- WORK TASK
The response should consist of the data below, copied exactly, with no pictures in it.

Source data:
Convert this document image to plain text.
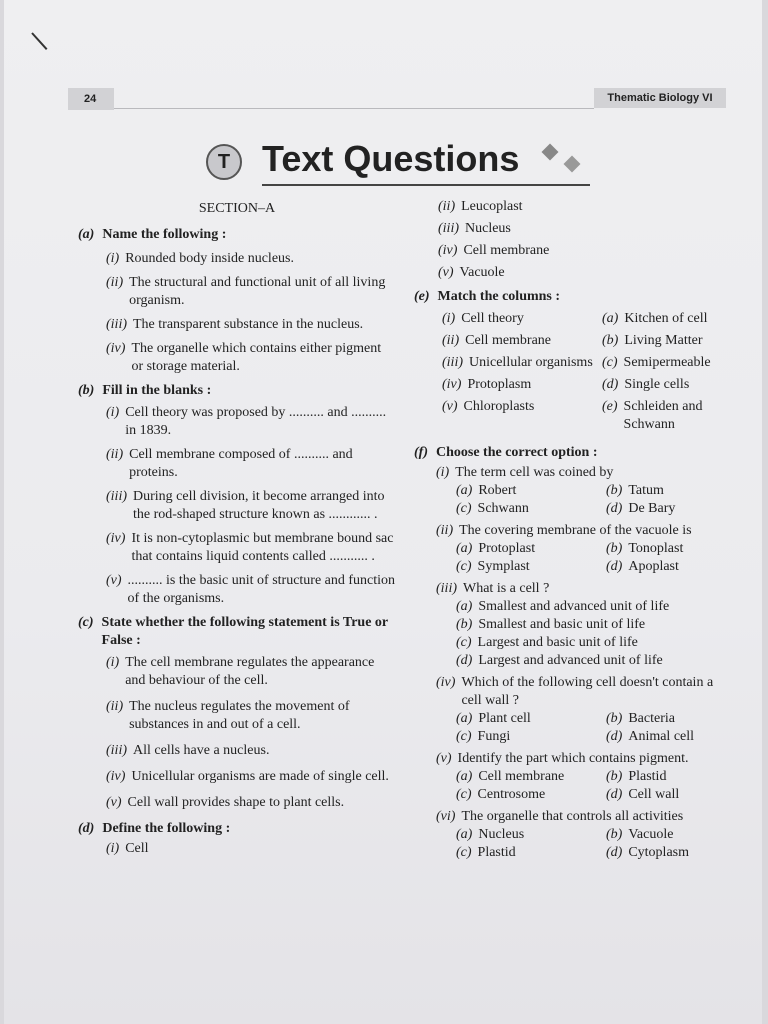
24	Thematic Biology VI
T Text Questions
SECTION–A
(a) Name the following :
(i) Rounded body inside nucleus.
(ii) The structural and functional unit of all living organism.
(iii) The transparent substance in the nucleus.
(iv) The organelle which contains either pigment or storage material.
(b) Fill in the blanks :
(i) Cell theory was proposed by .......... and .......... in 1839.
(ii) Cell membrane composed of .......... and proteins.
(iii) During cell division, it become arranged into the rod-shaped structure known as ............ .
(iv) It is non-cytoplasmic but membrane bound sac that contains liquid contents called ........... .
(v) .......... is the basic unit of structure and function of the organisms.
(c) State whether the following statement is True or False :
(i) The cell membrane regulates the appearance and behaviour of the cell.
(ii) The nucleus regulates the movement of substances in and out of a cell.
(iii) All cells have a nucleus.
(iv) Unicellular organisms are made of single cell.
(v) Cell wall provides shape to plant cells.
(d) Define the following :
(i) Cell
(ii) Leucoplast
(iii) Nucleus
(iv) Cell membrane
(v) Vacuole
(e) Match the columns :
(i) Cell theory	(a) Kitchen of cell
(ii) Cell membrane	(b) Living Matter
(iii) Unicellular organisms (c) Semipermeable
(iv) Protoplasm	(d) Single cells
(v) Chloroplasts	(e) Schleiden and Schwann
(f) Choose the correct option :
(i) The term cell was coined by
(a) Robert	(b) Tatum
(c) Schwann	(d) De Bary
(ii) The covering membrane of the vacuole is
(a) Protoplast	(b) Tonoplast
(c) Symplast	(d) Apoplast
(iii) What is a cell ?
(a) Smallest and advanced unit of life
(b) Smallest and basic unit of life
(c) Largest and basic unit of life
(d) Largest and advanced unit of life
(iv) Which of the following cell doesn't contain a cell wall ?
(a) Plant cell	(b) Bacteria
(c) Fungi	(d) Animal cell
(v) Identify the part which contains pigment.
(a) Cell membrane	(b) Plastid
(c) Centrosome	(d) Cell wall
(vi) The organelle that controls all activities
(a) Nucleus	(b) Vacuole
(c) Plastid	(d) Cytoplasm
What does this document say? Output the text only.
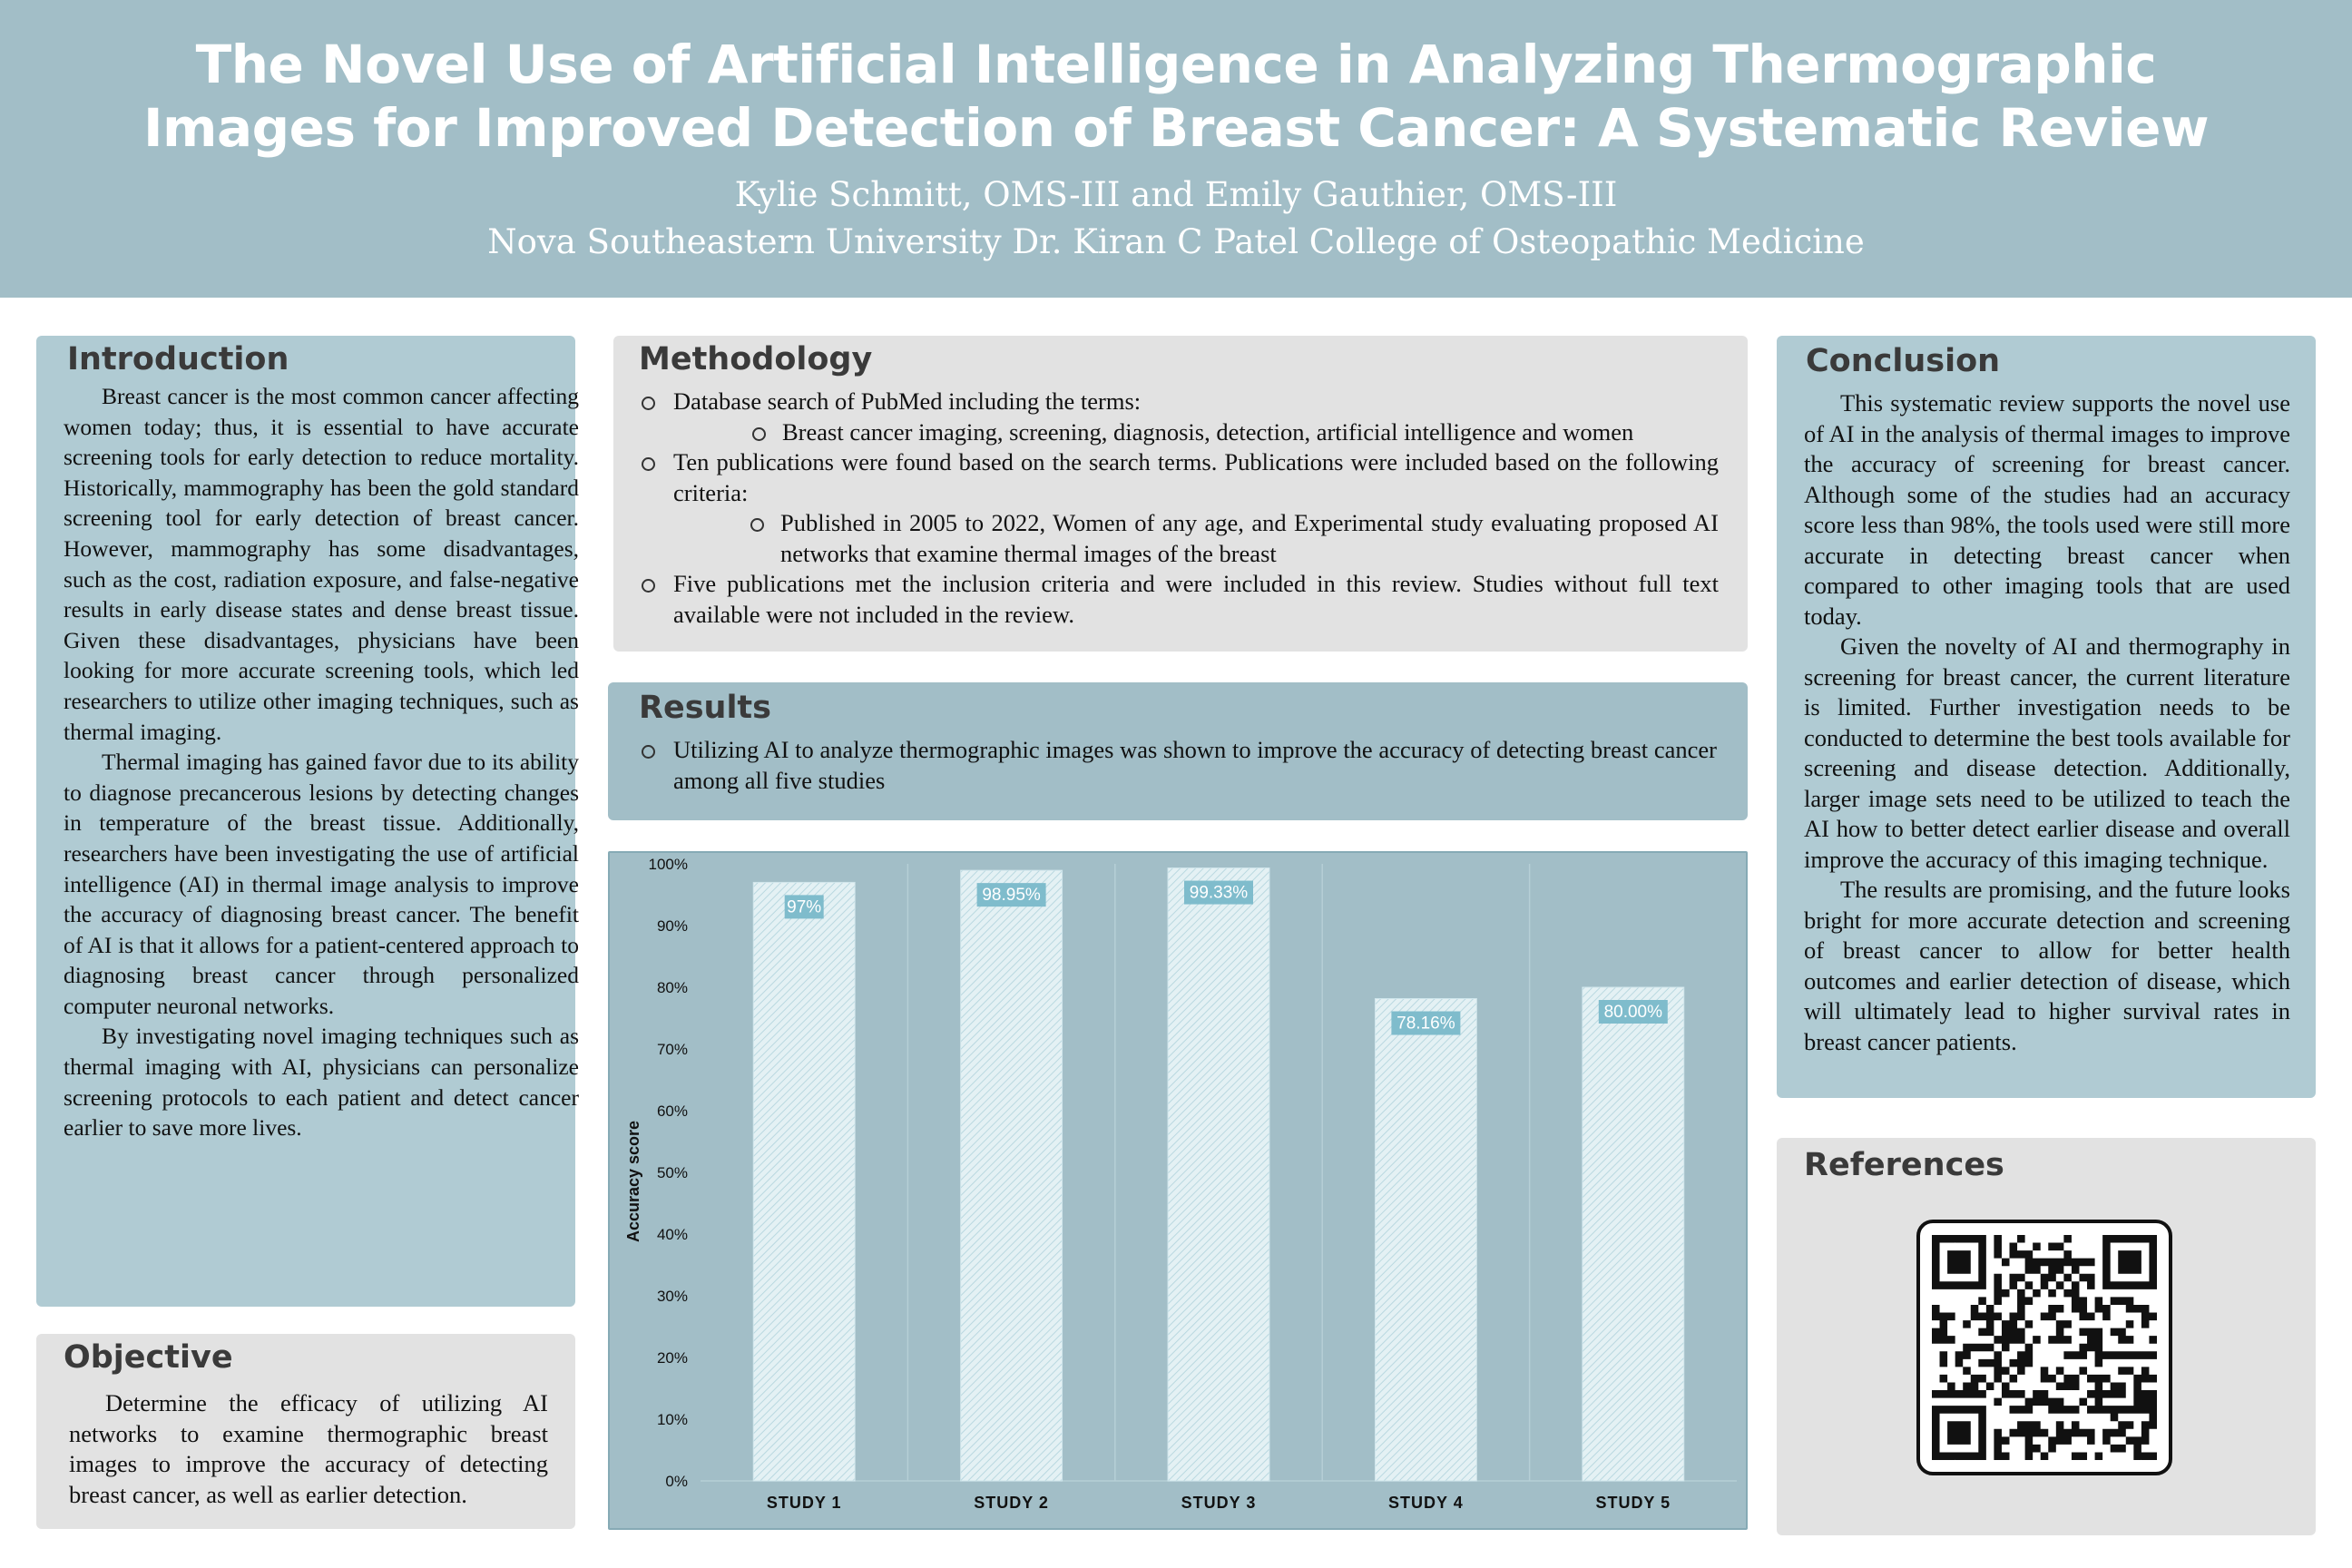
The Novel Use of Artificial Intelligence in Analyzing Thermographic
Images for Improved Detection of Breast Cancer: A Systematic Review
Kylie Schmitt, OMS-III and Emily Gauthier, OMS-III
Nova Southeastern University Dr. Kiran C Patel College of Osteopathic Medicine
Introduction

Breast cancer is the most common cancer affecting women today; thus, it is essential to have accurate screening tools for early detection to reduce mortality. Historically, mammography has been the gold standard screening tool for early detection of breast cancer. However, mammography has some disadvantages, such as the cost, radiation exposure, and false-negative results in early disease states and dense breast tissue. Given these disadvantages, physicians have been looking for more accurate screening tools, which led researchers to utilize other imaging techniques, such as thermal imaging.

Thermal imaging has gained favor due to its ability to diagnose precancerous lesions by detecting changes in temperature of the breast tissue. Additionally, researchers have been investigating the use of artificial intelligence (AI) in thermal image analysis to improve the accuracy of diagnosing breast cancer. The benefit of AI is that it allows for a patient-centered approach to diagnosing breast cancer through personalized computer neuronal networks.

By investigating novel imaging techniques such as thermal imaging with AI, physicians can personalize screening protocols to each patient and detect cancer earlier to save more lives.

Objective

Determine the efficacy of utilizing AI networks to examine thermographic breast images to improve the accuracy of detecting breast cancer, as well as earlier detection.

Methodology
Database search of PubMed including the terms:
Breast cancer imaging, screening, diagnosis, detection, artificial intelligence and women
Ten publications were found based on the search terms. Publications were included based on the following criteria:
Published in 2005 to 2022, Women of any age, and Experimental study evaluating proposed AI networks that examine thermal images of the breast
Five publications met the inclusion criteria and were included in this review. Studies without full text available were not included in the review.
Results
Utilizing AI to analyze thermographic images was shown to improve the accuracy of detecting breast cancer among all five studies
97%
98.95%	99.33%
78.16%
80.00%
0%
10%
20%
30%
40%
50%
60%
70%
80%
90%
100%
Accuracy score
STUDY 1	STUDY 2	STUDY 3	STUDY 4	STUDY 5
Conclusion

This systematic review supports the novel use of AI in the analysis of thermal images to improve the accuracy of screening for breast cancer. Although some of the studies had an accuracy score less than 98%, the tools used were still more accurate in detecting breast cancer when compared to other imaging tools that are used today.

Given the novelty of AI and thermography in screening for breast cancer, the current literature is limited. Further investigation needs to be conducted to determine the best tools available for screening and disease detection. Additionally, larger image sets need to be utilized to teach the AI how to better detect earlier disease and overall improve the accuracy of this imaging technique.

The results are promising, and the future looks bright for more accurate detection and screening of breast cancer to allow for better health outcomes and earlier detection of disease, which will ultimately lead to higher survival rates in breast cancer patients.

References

- COMPLETED TASK
Convert this document image to plain text.
24	Thematic Biology VI
T Text Questions
SECTION–A
(a) Name the following :
(i) Rounded body inside nucleus.
(ii) The structural and functional unit of all living organism.
(iii) The transparent substance in the nucleus.
(iv) The organelle which contains either pigment or storage material.
(b) Fill in the blanks :
(i) Cell theory was proposed by .......... and .......... in 1839.
(ii) Cell membrane composed of .......... and proteins.
(iii) During cell division, it become arranged into the rod-shaped structure known as ............ .
(iv) It is non-cytoplasmic but membrane bound sac that contains liquid contents called ........... .
(v) .......... is the basic unit of structure and function of the organisms.
(c) State whether the following statement is True or False :
(i) The cell membrane regulates the appearance and behaviour of the cell.
(ii) The nucleus regulates the movement of substances in and out of a cell.
(iii) All cells have a nucleus.
(iv) Unicellular organisms are made of single cell.
(v) Cell wall provides shape to plant cells.
(d) Define the following :
(i) Cell
(ii) Leucoplast
(iii) Nucleus
(iv) Cell membrane
(v) Vacuole
(e) Match the columns :
(i) Cell theory	(a) Kitchen of cell
(ii) Cell membrane	(b) Living Matter
(iii) Unicellular organisms (c) Semipermeable
(iv) Protoplasm	(d) Single cells
(v) Chloroplasts	(e) Schleiden and Schwann
(f) Choose the correct option :
(i) The term cell was coined by
(a) Robert	(b) Tatum
(c) Schwann	(d) De Bary
(ii) The covering membrane of the vacuole is
(a) Protoplast	(b) Tonoplast
(c) Symplast	(d) Apoplast
(iii) What is a cell ?
(a) Smallest and advanced unit of life
(b) Smallest and basic unit of life
(c) Largest and basic unit of life
(d) Largest and advanced unit of life
(iv) Which of the following cell doesn't contain a cell wall ?
(a) Plant cell	(b) Bacteria
(c) Fungi	(d) Animal cell
(v) Identify the part which contains pigment.
(a) Cell membrane	(b) Plastid
(c) Centrosome	(d) Cell wall
(vi) The organelle that controls all activities
(a) Nucleus	(b) Vacuole
(c) Plastid	(d) Cytoplasm
What does this document say? Output the text only.
The Novel Use of Artificial Intelligence in Analyzing Thermographic
Images for Improved Detection of Breast Cancer: A Systematic Review
Kylie Schmitt, OMS-III and Emily Gauthier, OMS-III
Nova Southeastern University Dr. Kiran C Patel College of Osteopathic Medicine
Introduction

Breast cancer is the most common cancer affecting women today; thus, it is essential to have accurate screening tools for early detection to reduce mortality. Historically, mammography has been the gold standard screening tool for early detection of breast cancer. However, mammography has some disadvantages, such as the cost, radiation exposure, and false-negative results in early disease states and dense breast tissue. Given these disadvantages, physicians have been looking for more accurate screening tools, which led researchers to utilize other imaging techniques, such as thermal imaging.

Thermal imaging has gained favor due to its ability to diagnose precancerous lesions by detecting changes in temperature of the breast tissue. Additionally, researchers have been investigating the use of artificial intelligence (AI) in thermal image analysis to improve the accuracy of diagnosing breast cancer. The benefit of AI is that it allows for a patient-centered approach to diagnosing breast cancer through personalized computer neuronal networks.

By investigating novel imaging techniques such as thermal imaging with AI, physicians can personalize screening protocols to each patient and detect cancer earlier to save more lives.

Objective

Determine the efficacy of utilizing AI networks to examine thermographic breast images to improve the accuracy of detecting breast cancer, as well as earlier detection.

Methodology
Database search of PubMed including the terms:
Breast cancer imaging, screening, diagnosis, detection, artificial intelligence and women
Ten publications were found based on the search terms. Publications were included based on the following criteria:
Published in 2005 to 2022, Women of any age, and Experimental study evaluating proposed AI networks that examine thermal images of the breast
Five publications met the inclusion criteria and were included in this review. Studies without full text available were not included in the review.
Results
Utilizing AI to analyze thermographic images was shown to improve the accuracy of detecting breast cancer among all five studies
97%
98.95%	99.33%
78.16%
80.00%
0%
10%
20%
30%
40%
50%
60%
70%
80%
90%
100%
Accuracy score
STUDY 1	STUDY 2	STUDY 3	STUDY 4	STUDY 5
Conclusion

This systematic review supports the novel use of AI in the analysis of thermal images to improve the accuracy of screening for breast cancer. Although some of the studies had an accuracy score less than 98%, the tools used were still more accurate in detecting breast cancer when compared to other imaging tools that are used today.

Given the novelty of AI and thermography in screening for breast cancer, the current literature is limited. Further investigation needs to be conducted to determine the best tools available for screening and disease detection. Additionally, larger image sets need to be utilized to teach the AI how to better detect earlier disease and overall improve the accuracy of this imaging technique.

The results are promising, and the future looks bright for more accurate detection and screening of breast cancer to allow for better health outcomes and earlier detection of disease, which will ultimately lead to higher survival rates in breast cancer patients.

References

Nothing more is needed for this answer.